- **Task requirements**
Write every line of the material out exactly as shown.

- **Extracted material**
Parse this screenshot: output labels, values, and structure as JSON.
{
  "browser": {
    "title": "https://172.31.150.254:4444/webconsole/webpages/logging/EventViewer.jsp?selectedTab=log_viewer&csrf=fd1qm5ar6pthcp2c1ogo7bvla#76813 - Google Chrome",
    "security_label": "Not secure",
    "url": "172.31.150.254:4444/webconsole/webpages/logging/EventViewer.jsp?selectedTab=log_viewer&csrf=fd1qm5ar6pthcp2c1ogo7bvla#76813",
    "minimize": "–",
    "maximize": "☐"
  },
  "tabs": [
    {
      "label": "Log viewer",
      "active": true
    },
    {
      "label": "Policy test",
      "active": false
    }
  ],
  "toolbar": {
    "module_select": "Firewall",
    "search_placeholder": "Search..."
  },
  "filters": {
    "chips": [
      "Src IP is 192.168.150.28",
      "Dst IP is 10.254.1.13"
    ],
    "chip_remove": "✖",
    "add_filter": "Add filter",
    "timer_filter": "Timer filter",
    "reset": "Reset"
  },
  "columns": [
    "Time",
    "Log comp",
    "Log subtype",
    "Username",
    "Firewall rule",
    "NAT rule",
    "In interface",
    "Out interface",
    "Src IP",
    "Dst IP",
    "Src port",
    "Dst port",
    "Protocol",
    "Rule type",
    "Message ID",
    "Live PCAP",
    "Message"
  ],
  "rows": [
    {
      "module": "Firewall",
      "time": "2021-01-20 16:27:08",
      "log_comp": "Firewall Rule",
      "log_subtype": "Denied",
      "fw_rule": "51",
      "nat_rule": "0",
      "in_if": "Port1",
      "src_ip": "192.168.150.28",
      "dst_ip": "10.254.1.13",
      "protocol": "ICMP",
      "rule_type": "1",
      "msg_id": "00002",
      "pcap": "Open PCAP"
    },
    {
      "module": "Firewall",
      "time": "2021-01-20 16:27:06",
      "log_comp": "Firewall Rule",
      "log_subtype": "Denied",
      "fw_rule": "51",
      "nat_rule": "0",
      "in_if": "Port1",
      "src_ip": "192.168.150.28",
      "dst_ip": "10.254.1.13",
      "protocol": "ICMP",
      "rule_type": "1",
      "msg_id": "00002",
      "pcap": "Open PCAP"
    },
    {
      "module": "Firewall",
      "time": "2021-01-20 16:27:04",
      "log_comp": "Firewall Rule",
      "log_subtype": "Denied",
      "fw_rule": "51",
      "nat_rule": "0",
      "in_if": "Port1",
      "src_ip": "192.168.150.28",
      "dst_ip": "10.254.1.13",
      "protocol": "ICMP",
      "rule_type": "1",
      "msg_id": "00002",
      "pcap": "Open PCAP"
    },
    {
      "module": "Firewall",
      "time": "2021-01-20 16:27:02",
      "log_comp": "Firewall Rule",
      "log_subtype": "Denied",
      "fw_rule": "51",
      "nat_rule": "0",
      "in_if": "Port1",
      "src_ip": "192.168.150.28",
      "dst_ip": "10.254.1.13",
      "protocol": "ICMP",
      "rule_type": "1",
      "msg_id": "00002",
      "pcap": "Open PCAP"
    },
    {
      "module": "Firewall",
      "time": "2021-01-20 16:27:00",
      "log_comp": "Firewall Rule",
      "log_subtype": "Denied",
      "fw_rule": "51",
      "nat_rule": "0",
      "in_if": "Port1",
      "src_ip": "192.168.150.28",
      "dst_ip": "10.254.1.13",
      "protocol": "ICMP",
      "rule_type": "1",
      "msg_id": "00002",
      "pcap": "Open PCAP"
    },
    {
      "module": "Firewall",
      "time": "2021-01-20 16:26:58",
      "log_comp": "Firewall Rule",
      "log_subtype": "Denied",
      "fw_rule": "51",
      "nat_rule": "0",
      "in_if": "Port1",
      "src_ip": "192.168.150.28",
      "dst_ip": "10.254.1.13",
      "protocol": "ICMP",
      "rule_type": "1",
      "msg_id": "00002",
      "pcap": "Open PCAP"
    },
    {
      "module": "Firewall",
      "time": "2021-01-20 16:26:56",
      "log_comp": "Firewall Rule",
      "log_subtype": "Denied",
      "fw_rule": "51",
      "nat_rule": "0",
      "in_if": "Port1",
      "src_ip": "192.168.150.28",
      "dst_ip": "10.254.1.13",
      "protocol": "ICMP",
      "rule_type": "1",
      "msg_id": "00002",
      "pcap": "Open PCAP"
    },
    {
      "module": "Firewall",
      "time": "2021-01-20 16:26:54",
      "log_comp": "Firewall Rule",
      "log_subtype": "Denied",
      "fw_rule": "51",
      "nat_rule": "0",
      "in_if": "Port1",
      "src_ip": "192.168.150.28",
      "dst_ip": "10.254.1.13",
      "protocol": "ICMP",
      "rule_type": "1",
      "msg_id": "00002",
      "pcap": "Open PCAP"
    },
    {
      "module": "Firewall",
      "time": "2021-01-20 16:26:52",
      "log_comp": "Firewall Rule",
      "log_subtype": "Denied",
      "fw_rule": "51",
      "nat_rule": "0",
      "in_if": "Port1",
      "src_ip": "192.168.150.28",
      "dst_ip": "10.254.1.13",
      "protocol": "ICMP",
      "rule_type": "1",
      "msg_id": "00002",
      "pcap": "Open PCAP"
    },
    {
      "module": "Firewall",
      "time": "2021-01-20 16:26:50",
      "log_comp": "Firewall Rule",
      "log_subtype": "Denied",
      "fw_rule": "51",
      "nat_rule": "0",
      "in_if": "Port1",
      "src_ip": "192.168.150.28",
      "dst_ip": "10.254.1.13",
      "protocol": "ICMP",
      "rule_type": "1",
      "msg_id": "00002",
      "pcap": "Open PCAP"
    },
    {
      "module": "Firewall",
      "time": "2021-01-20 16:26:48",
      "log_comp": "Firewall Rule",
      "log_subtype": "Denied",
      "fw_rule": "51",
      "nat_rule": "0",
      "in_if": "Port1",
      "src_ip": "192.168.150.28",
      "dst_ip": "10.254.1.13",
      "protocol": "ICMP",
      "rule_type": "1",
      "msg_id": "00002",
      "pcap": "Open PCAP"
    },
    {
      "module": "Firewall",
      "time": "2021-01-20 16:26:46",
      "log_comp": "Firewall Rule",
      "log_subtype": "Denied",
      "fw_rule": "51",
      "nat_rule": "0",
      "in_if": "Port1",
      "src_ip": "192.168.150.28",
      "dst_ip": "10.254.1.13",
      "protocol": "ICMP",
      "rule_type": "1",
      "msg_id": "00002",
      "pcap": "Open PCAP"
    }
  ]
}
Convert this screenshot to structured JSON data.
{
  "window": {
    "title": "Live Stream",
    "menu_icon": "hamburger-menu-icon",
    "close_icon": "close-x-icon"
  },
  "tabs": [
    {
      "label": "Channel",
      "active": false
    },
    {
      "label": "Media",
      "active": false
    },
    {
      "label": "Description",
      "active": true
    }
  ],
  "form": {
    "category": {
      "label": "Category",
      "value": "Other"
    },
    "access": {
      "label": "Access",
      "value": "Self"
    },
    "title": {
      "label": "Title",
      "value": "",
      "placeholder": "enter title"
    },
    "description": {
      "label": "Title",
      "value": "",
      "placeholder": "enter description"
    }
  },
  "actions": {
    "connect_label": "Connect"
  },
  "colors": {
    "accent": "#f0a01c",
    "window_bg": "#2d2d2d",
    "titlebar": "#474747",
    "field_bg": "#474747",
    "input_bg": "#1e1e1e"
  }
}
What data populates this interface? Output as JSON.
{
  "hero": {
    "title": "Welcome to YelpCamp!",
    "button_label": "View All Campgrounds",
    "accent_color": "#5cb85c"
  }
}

- **Exercise answer**
Parse this screenshot: output labels, values, and structure as JSON.
{
  "browser": {
    "title": "https://172.31.150.254:4444/webconsole/webpages/logging/EventViewer.jsp?selectedTab=log_viewer&csrf=fd1qm5ar6pthcp2c1ogo7bvla#76813 - Google Chrome",
    "security_label": "Not secure",
    "url": "172.31.150.254:4444/webconsole/webpages/logging/EventViewer.jsp?selectedTab=log_viewer&csrf=fd1qm5ar6pthcp2c1ogo7bvla#76813",
    "minimize": "–",
    "maximize": "☐"
  },
  "tabs": [
    {
      "label": "Log viewer",
      "active": true
    },
    {
      "label": "Policy test",
      "active": false
    }
  ],
  "toolbar": {
    "module_select": "Firewall",
    "search_placeholder": "Search..."
  },
  "filters": {
    "chips": [
      "Src IP is 192.168.150.28",
      "Dst IP is 10.254.1.13"
    ],
    "chip_remove": "✖",
    "add_filter": "Add filter",
    "timer_filter": "Timer filter",
    "reset": "Reset"
  },
  "columns": [
    "Time",
    "Log comp",
    "Log subtype",
    "Username",
    "Firewall rule",
    "NAT rule",
    "In interface",
    "Out interface",
    "Src IP",
    "Dst IP",
    "Src port",
    "Dst port",
    "Protocol",
    "Rule type",
    "Message ID",
    "Live PCAP",
    "Message"
  ],
  "rows": [
    {
      "module": "Firewall",
      "time": "2021-01-20 16:27:08",
      "log_comp": "Firewall Rule",
      "log_subtype": "Denied",
      "fw_rule": "51",
      "nat_rule": "0",
      "in_if": "Port1",
      "src_ip": "192.168.150.28",
      "dst_ip": "10.254.1.13",
      "protocol": "ICMP",
      "rule_type": "1",
      "msg_id": "00002",
      "pcap": "Open PCAP"
    },
    {
      "module": "Firewall",
      "time": "2021-01-20 16:27:06",
      "log_comp": "Firewall Rule",
      "log_subtype": "Denied",
      "fw_rule": "51",
      "nat_rule": "0",
      "in_if": "Port1",
      "src_ip": "192.168.150.28",
      "dst_ip": "10.254.1.13",
      "protocol": "ICMP",
      "rule_type": "1",
      "msg_id": "00002",
      "pcap": "Open PCAP"
    },
    {
      "module": "Firewall",
      "time": "2021-01-20 16:27:04",
      "log_comp": "Firewall Rule",
      "log_subtype": "Denied",
      "fw_rule": "51",
      "nat_rule": "0",
      "in_if": "Port1",
      "src_ip": "192.168.150.28",
      "dst_ip": "10.254.1.13",
      "protocol": "ICMP",
      "rule_type": "1",
      "msg_id": "00002",
      "pcap": "Open PCAP"
    },
    {
      "module": "Firewall",
      "time": "2021-01-20 16:27:02",
      "log_comp": "Firewall Rule",
      "log_subtype": "Denied",
      "fw_rule": "51",
      "nat_rule": "0",
      "in_if": "Port1",
      "src_ip": "192.168.150.28",
      "dst_ip": "10.254.1.13",
      "protocol": "ICMP",
      "rule_type": "1",
      "msg_id": "00002",
      "pcap": "Open PCAP"
    },
    {
      "module": "Firewall",
      "time": "2021-01-20 16:27:00",
      "log_comp": "Firewall Rule",
      "log_subtype": "Denied",
      "fw_rule": "51",
      "nat_rule": "0",
      "in_if": "Port1",
      "src_ip": "192.168.150.28",
      "dst_ip": "10.254.1.13",
      "protocol": "ICMP",
      "rule_type": "1",
      "msg_id": "00002",
      "pcap": "Open PCAP"
    },
    {
      "module": "Firewall",
      "time": "2021-01-20 16:26:58",
      "log_comp": "Firewall Rule",
      "log_subtype": "Denied",
      "fw_rule": "51",
      "nat_rule": "0",
      "in_if": "Port1",
      "src_ip": "192.168.150.28",
      "dst_ip": "10.254.1.13",
      "protocol": "ICMP",
      "rule_type": "1",
      "msg_id": "00002",
      "pcap": "Open PCAP"
    },
    {
      "module": "Firewall",
      "time": "2021-01-20 16:26:56",
      "log_comp": "Firewall Rule",
      "log_subtype": "Denied",
      "fw_rule": "51",
      "nat_rule": "0",
      "in_if": "Port1",
      "src_ip": "192.168.150.28",
      "dst_ip": "10.254.1.13",
      "protocol": "ICMP",
      "rule_type": "1",
      "msg_id": "00002",
      "pcap": "Open PCAP"
    },
    {
      "module": "Firewall",
      "time": "2021-01-20 16:26:54",
      "log_comp": "Firewall Rule",
      "log_subtype": "Denied",
      "fw_rule": "51",
      "nat_rule": "0",
      "in_if": "Port1",
      "src_ip": "192.168.150.28",
      "dst_ip": "10.254.1.13",
      "protocol": "ICMP",
      "rule_type": "1",
      "msg_id": "00002",
      "pcap": "Open PCAP"
    },
    {
      "module": "Firewall",
      "time": "2021-01-20 16:26:52",
      "log_comp": "Firewall Rule",
      "log_subtype": "Denied",
      "fw_rule": "51",
      "nat_rule": "0",
      "in_if": "Port1",
      "src_ip": "192.168.150.28",
      "dst_ip": "10.254.1.13",
      "protocol": "ICMP",
      "rule_type": "1",
      "msg_id": "00002",
      "pcap": "Open PCAP"
    },
    {
      "module": "Firewall",
      "time": "2021-01-20 16:26:50",
      "log_comp": "Firewall Rule",
      "log_subtype": "Denied",
      "fw_rule": "51",
      "nat_rule": "0",
      "in_if": "Port1",
      "src_ip": "192.168.150.28",
      "dst_ip": "10.254.1.13",
      "protocol": "ICMP",
      "rule_type": "1",
      "msg_id": "00002",
      "pcap": "Open PCAP"
    },
    {
      "module": "Firewall",
      "time": "2021-01-20 16:26:48",
      "log_comp": "Firewall Rule",
      "log_subtype": "Denied",
      "fw_rule": "51",
      "nat_rule": "0",
      "in_if": "Port1",
      "src_ip": "192.168.150.28",
      "dst_ip": "10.254.1.13",
      "protocol": "ICMP",
      "rule_type": "1",
      "msg_id": "00002",
      "pcap": "Open PCAP"
    },
    {
      "module": "Firewall",
      "time": "2021-01-20 16:26:46",
      "log_comp": "Firewall Rule",
      "log_subtype": "Denied",
      "fw_rule": "51",
      "nat_rule": "0",
      "in_if": "Port1",
      "src_ip": "192.168.150.28",
      "dst_ip": "10.254.1.13",
      "protocol": "ICMP",
      "rule_type": "1",
      "msg_id": "00002",
      "pcap": "Open PCAP"
    }
  ]
}
Convert this screenshot to structured JSON data.
{
  "window": {
    "title": "Live Stream",
    "menu_icon": "hamburger-menu-icon",
    "close_icon": "close-x-icon"
  },
  "tabs": [
    {
      "label": "Channel",
      "active": false
    },
    {
      "label": "Media",
      "active": false
    },
    {
      "label": "Description",
      "active": true
    }
  ],
  "form": {
    "category": {
      "label": "Category",
      "value": "Other"
    },
    "access": {
      "label": "Access",
      "value": "Self"
    },
    "title": {
      "label": "Title",
      "value": "",
      "placeholder": "enter title"
    },
    "description": {
      "label": "Title",
      "value": "",
      "placeholder": "enter description"
    }
  },
  "actions": {
    "connect_label": "Connect"
  },
  "colors": {
    "accent": "#f0a01c",
    "window_bg": "#2d2d2d",
    "titlebar": "#474747",
    "field_bg": "#474747",
    "input_bg": "#1e1e1e"
  }
}
What data populates this interface? Output as JSON.
{
  "hero": {
    "title": "Welcome to YelpCamp!",
    "button_label": "View All Campgrounds",
    "accent_color": "#5cb85c"
  }
}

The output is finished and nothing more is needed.